• _Task instructions_
Return the data exactly, with all pictures removed.

• _Records shown_
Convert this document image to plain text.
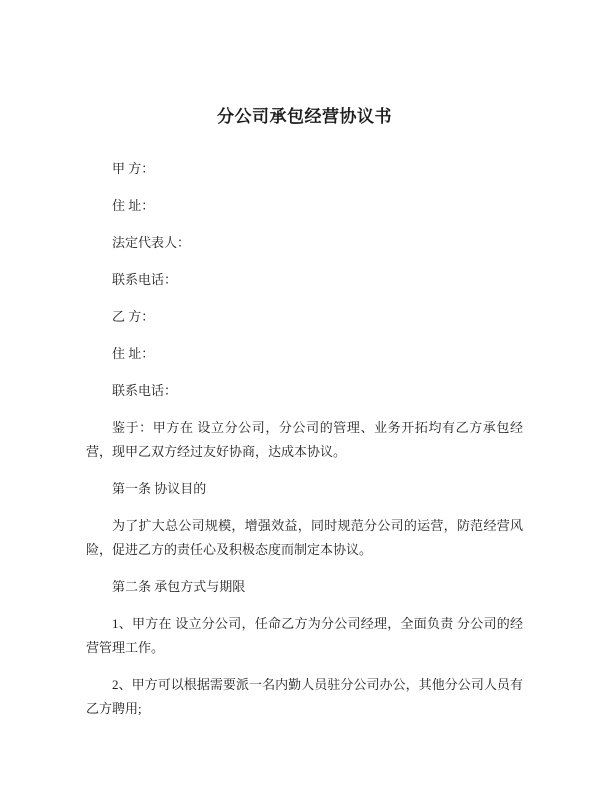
分公司承包经营协议书

甲 方：

住 址：

法定代表人：

联系电话：

乙 方：

住 址：

联系电话：

鉴于：甲方在 设立分公司，分公司的管理、业务开拓均有乙方承包经营，现甲乙双方经过友好协商，达成本协议。

第一条 协议目的

为了扩大总公司规模，增强效益，同时规范分公司的运营，防范经营风险，促进乙方的责任心及积极态度而制定本协议。

第二条 承包方式与期限

1、甲方在 设立分公司，任命乙方为分公司经理，全面负责 分公司的经营管理工作。

2、甲方可以根据需要派一名内勤人员驻分公司办公，其他分公司人员有乙方聘用;
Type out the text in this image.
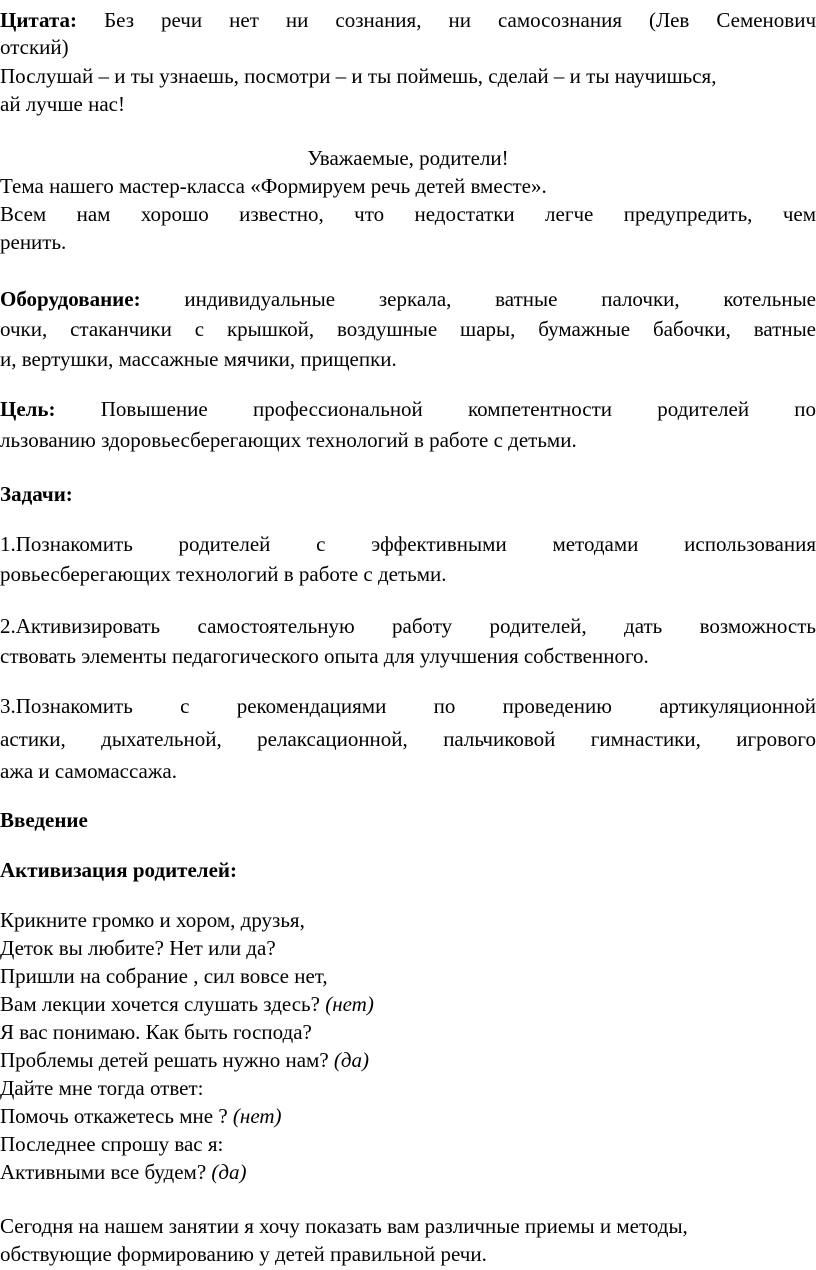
Цитата: Без речи нет ни сознания, ни самосознания (Лев Семенович

отский)

Послушай – и ты узнаешь, посмотри – и ты поймешь, сделай – и ты научишься,

ай лучше нас!

Уважаемые, родители!

Тема нашего мастер-класса «Формируем речь детей вместе».

Всем нам хорошо известно, что недостатки легче предупредить, чем

ренить.

Оборудование: индивидуальные зеркала, ватные палочки, котельные

очки, стаканчики с крышкой, воздушные шары, бумажные бабочки, ватные

и, вертушки, массажные мячики, прищепки.

Цель: Повышение профессиональной компетентности родителей по

льзованию здоровьесберегающих технологий в работе с детьми.

Задачи:

1.Познакомить родителей с эффективными методами использования

ровьесберегающих технологий в работе с детьми.

2.Активизировать самостоятельную работу родителей, дать возможность

ствовать элементы педагогического опыта для улучшения собственного.

3.Познакомить с рекомендациями по проведению артикуляционной

астики, дыхательной, релаксационной, пальчиковой гимнастики, игрового

ажа и самомассажа.

Введение

Активизация родителей:

Крикните громко и хором, друзья,

Деток вы любите? Нет или да?

Пришли на собрание , сил вовсе нет,

Вам лекции хочется слушать здесь? (нет)

Я вас понимаю. Как быть господа?

Проблемы детей решать нужно нам? (да)

Дайте мне тогда ответ:

Помочь откажетесь мне ? (нет)

Последнее спрошу вас я:

Активными все будем? (да)

Сегодня на нашем занятии я хочу показать вам различные приемы и методы,

обствующие формированию у детей правильной речи.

• _Correct result_
Convert this document image to plain text.
分公司承包经营协议书

甲 方：

住 址：

法定代表人：

联系电话：

乙 方：

住 址：

联系电话：

鉴于：甲方在 设立分公司，分公司的管理、业务开拓均有乙方承包经营，现甲乙双方经过友好协商，达成本协议。

第一条 协议目的

为了扩大总公司规模，增强效益，同时规范分公司的运营，防范经营风险，促进乙方的责任心及积极态度而制定本协议。

第二条 承包方式与期限

1、甲方在 设立分公司，任命乙方为分公司经理，全面负责 分公司的经营管理工作。

2、甲方可以根据需要派一名内勤人员驻分公司办公，其他分公司人员有乙方聘用;
Type out the text in this image.
Цитата: Без речи нет ни сознания, ни самосознания (Лев Семенович

отский)

Послушай – и ты узнаешь, посмотри – и ты поймешь, сделай – и ты научишься,

ай лучше нас!

Уважаемые, родители!

Тема нашего мастер-класса «Формируем речь детей вместе».

Всем нам хорошо известно, что недостатки легче предупредить, чем

ренить.

Оборудование: индивидуальные зеркала, ватные палочки, котельные

очки, стаканчики с крышкой, воздушные шары, бумажные бабочки, ватные

и, вертушки, массажные мячики, прищепки.

Цель: Повышение профессиональной компетентности родителей по

льзованию здоровьесберегающих технологий в работе с детьми.

Задачи:

1.Познакомить родителей с эффективными методами использования

ровьесберегающих технологий в работе с детьми.

2.Активизировать самостоятельную работу родителей, дать возможность

ствовать элементы педагогического опыта для улучшения собственного.

3.Познакомить с рекомендациями по проведению артикуляционной

астики, дыхательной, релаксационной, пальчиковой гимнастики, игрового

ажа и самомассажа.

Введение

Активизация родителей:

Крикните громко и хором, друзья,

Деток вы любите? Нет или да?

Пришли на собрание , сил вовсе нет,

Вам лекции хочется слушать здесь? (нет)

Я вас понимаю. Как быть господа?

Проблемы детей решать нужно нам? (да)

Дайте мне тогда ответ:

Помочь откажетесь мне ? (нет)

Последнее спрошу вас я:

Активными все будем? (да)

Сегодня на нашем занятии я хочу показать вам различные приемы и методы,

обствующие формированию у детей правильной речи.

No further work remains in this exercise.